#### DIRECTIONS:
Copy out all lines where "сентября" appears.

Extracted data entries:

◇ ◇ ◇ ◇

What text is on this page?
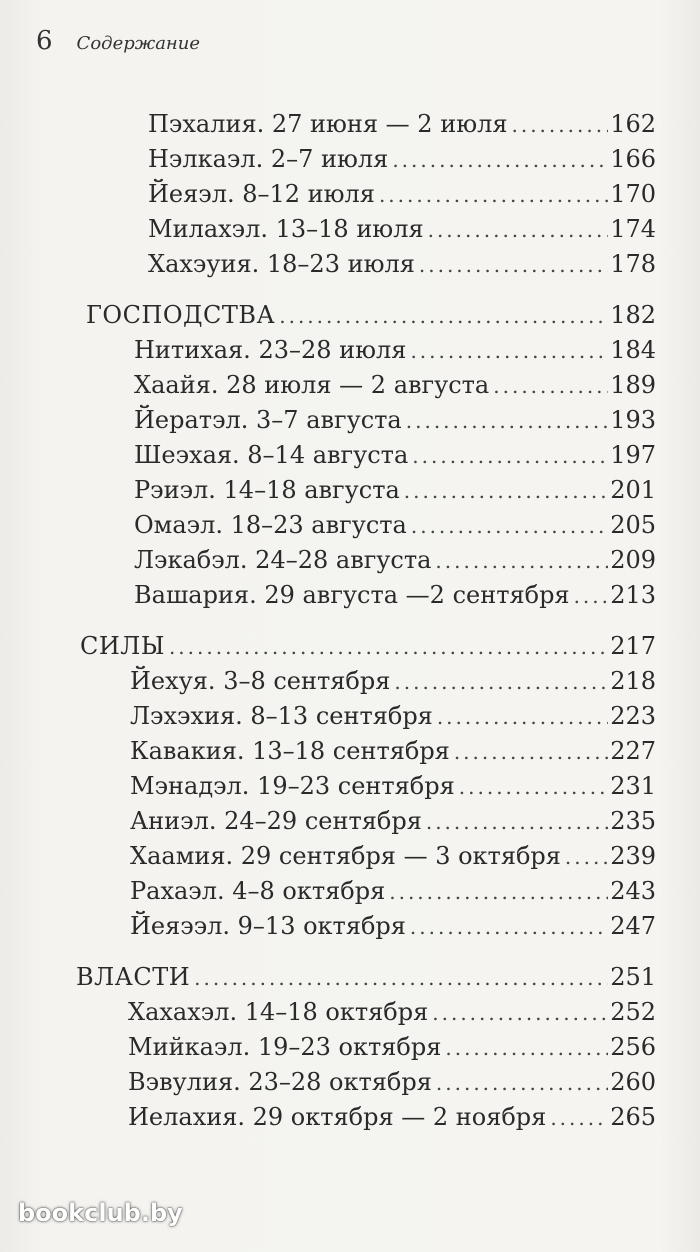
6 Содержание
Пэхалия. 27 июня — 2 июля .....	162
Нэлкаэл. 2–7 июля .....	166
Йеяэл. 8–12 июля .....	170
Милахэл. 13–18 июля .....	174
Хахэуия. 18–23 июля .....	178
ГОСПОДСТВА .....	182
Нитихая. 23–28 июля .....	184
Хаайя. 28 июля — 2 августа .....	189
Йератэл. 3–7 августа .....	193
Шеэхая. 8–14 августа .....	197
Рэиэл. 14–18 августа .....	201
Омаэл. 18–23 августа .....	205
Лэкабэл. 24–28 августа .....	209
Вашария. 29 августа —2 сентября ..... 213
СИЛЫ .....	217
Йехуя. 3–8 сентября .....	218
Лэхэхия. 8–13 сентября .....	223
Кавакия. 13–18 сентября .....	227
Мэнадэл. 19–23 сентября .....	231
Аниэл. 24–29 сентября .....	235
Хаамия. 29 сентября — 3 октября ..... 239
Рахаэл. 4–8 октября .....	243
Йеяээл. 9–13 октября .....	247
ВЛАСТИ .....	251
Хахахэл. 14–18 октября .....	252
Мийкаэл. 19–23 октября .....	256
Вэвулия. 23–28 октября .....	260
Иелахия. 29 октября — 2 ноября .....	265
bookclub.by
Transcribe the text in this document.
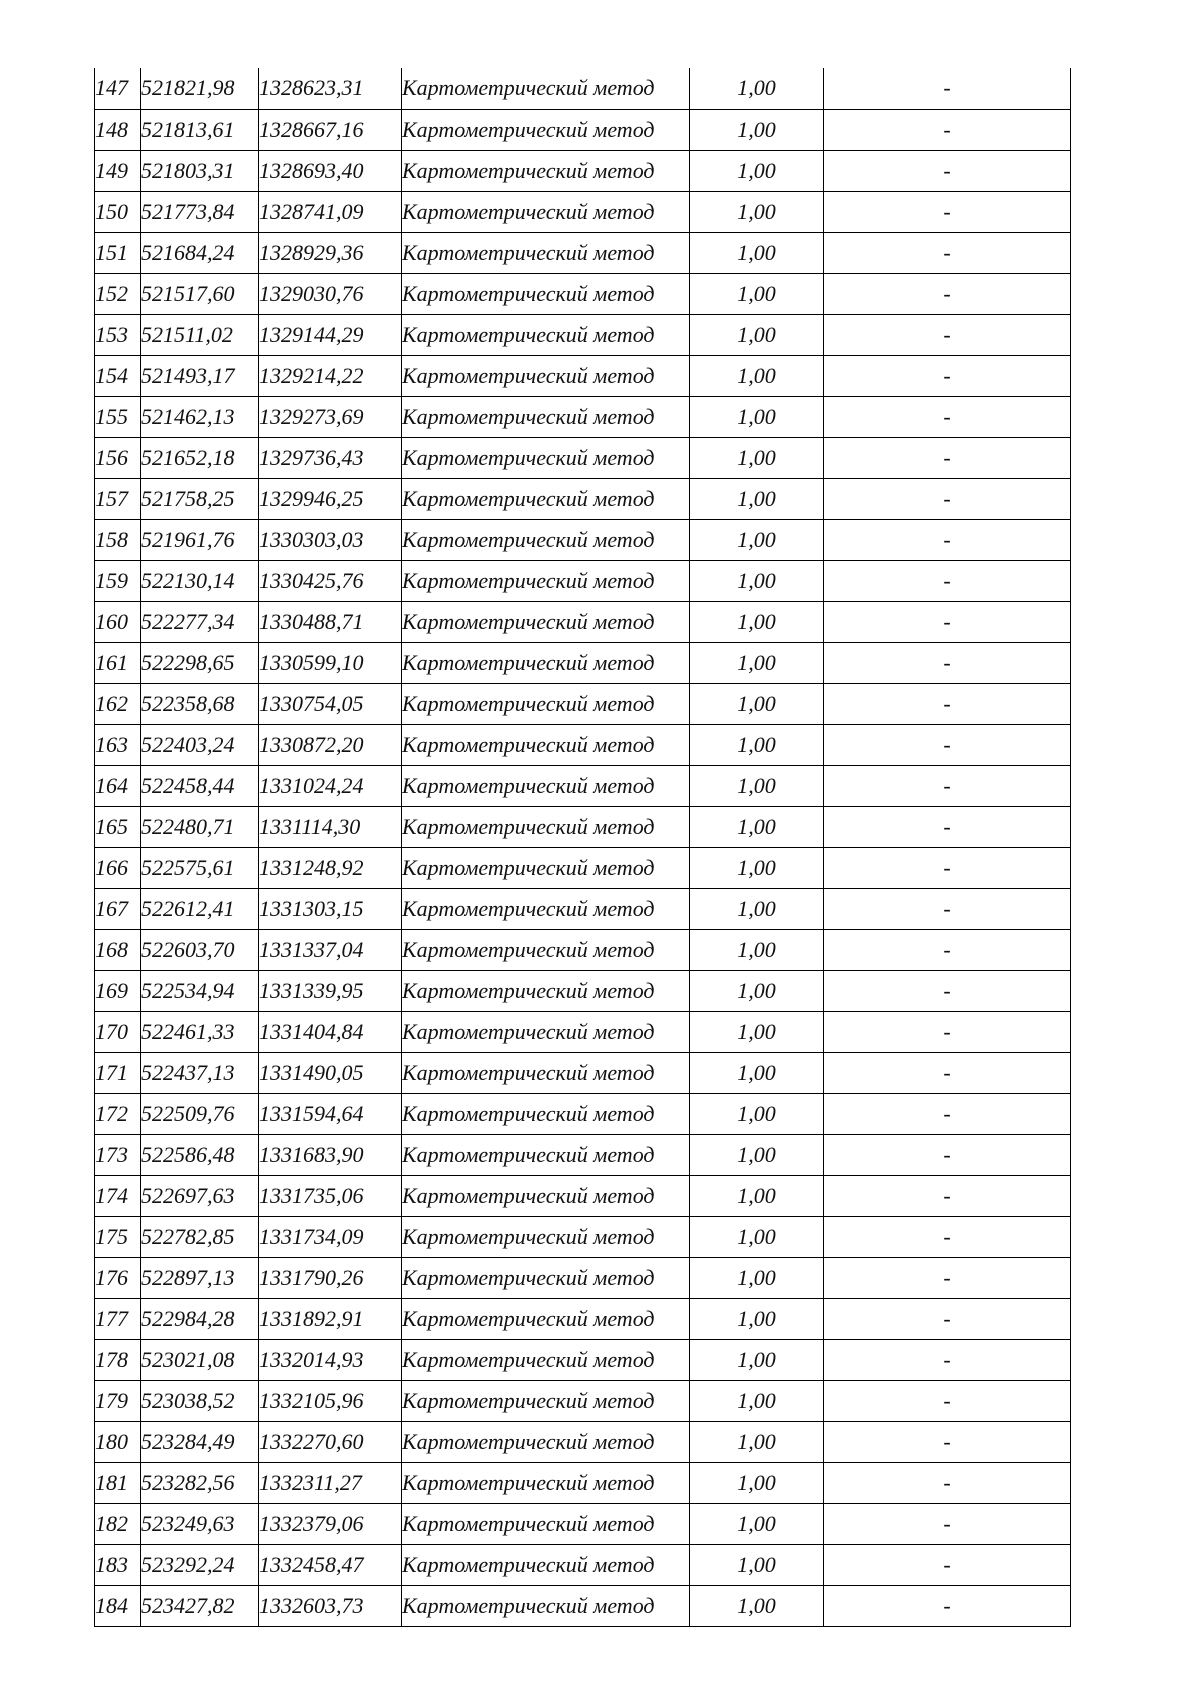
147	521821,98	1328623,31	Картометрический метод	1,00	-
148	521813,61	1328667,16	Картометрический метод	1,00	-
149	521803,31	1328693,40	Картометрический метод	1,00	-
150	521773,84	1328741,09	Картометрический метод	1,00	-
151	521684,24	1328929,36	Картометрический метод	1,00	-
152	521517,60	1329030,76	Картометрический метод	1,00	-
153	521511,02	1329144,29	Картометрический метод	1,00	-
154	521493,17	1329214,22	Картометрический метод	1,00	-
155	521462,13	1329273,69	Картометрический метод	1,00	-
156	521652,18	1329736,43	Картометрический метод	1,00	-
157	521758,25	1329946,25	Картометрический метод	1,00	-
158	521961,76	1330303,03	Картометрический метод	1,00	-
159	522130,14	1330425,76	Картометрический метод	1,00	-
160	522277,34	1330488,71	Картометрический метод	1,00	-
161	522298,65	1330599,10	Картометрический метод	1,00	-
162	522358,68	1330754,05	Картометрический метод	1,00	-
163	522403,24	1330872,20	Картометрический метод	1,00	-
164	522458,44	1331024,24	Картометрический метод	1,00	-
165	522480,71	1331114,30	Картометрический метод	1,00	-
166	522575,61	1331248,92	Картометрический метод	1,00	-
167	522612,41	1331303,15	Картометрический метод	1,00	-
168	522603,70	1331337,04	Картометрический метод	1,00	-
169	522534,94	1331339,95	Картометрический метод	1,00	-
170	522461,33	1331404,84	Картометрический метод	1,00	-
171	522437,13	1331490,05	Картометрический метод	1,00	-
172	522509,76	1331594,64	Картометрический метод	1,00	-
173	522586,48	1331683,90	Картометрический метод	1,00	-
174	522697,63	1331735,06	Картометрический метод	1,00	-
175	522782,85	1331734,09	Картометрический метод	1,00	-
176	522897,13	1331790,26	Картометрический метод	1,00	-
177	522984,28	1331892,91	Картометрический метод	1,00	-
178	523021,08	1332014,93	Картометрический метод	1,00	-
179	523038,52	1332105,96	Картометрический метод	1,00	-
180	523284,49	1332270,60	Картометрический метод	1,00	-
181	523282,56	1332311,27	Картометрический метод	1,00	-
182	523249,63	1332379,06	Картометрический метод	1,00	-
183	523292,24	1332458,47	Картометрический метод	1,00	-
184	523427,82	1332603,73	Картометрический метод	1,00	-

◇ ◇ ◇ ◇

#### SOLUTION TO THIS PROBLEM:
Вашария. 29 августа —2 сентября ..... 213
Йехуя. 3–8 сентября .....	218
Лэхэхия. 8–13 сентября .....	223
Кавакия. 13–18 сентября .....	227
Мэнадэл. 19–23 сентября .....	231
Аниэл. 24–29 сентября .....	235
Хаамия. 29 сентября — 3 октября ..... 239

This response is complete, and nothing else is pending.